* WHAT IS NEEDED
Give back a single number, the count of lines containing the word "label".

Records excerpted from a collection
---*---
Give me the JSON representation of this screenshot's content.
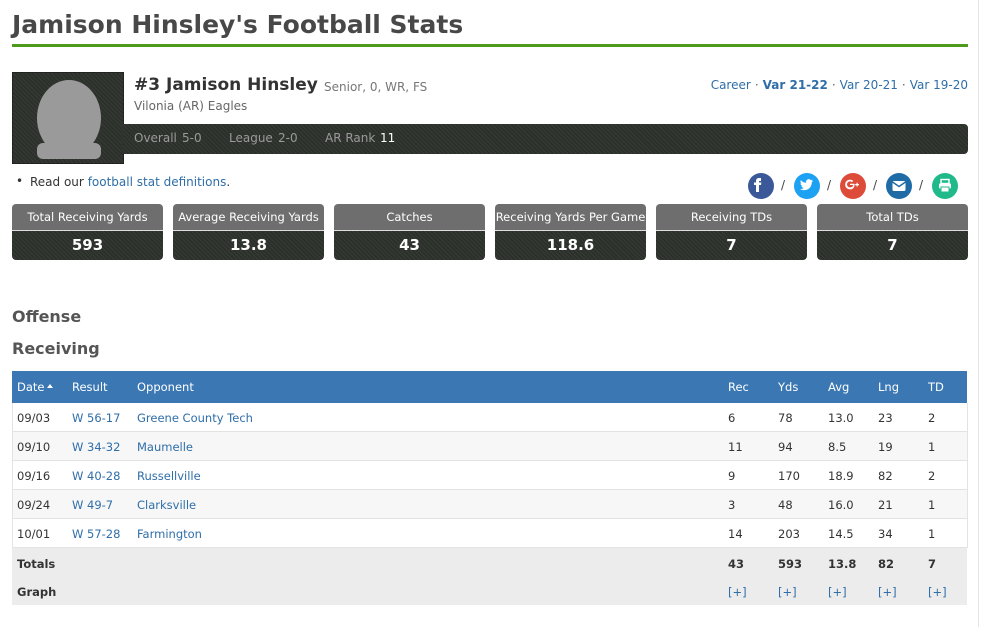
{
  "header": {
    "title": "Jamison Hinsley's Football Stats"
  },
  "player": {
    "name": "#3 Jamison Hinsley",
    "details": "Senior, 0, WR, FS",
    "team": "Vilonia (AR) Eagles",
    "record": [
      {
        "label": "Overall",
        "value": "5-0"
      },
      {
        "label": "League",
        "value": "2-0"
      },
      {
        "label": "AR Rank",
        "value": "11"
      }
    ]
  },
  "seasons": {
    "items": [
      "Career",
      "Var 21-22",
      "Var 20-21",
      "Var 19-20"
    ],
    "active": 1,
    "separator": "·"
  },
  "note": {
    "prefix": "Read our",
    "link": "football stat definitions",
    "suffix": "."
  },
  "share": {
    "separator": "/"
  },
  "summary": [
    {
      "label": "Total Receiving Yards",
      "value": "593"
    },
    {
      "label": "Average Receiving Yards",
      "value": "13.8"
    },
    {
      "label": "Catches",
      "value": "43"
    },
    {
      "label": "Receiving Yards Per Game",
      "value": "118.6"
    },
    {
      "label": "Receiving TDs",
      "value": "7"
    },
    {
      "label": "Total TDs",
      "value": "7"
    }
  ],
  "sections": {
    "offense": "Offense",
    "receiving": "Receiving"
  },
  "table": {
    "columns": [
      "Date",
      "Result",
      "Opponent",
      "Rec",
      "Yds",
      "Avg",
      "Lng",
      "TD"
    ],
    "rows": [
      [
        "09/03",
        "W 56-17",
        "Greene County Tech",
        "6",
        "78",
        "13.0",
        "23",
        "2"
      ],
      [
        "09/10",
        "W 34-32",
        "Maumelle",
        "11",
        "94",
        "8.5",
        "19",
        "1"
      ],
      [
        "09/16",
        "W 40-28",
        "Russellville",
        "9",
        "170",
        "18.9",
        "82",
        "2"
      ],
      [
        "09/24",
        "W 49-7",
        "Clarksville",
        "3",
        "48",
        "16.0",
        "21",
        "1"
      ],
      [
        "10/01",
        "W 57-28",
        "Farmington",
        "14",
        "203",
        "14.5",
        "34",
        "1"
      ]
    ],
    "totals": {
      "label": "Totals",
      "values": [
        "43",
        "593",
        "13.8",
        "82",
        "7"
      ]
    },
    "graph": {
      "label": "Graph",
      "links": [
        "[+]",
        "[+]",
        "[+]",
        "[+]",
        "[+]"
      ]
    }
  }
}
---*---
* THE COMPLETED TASK
11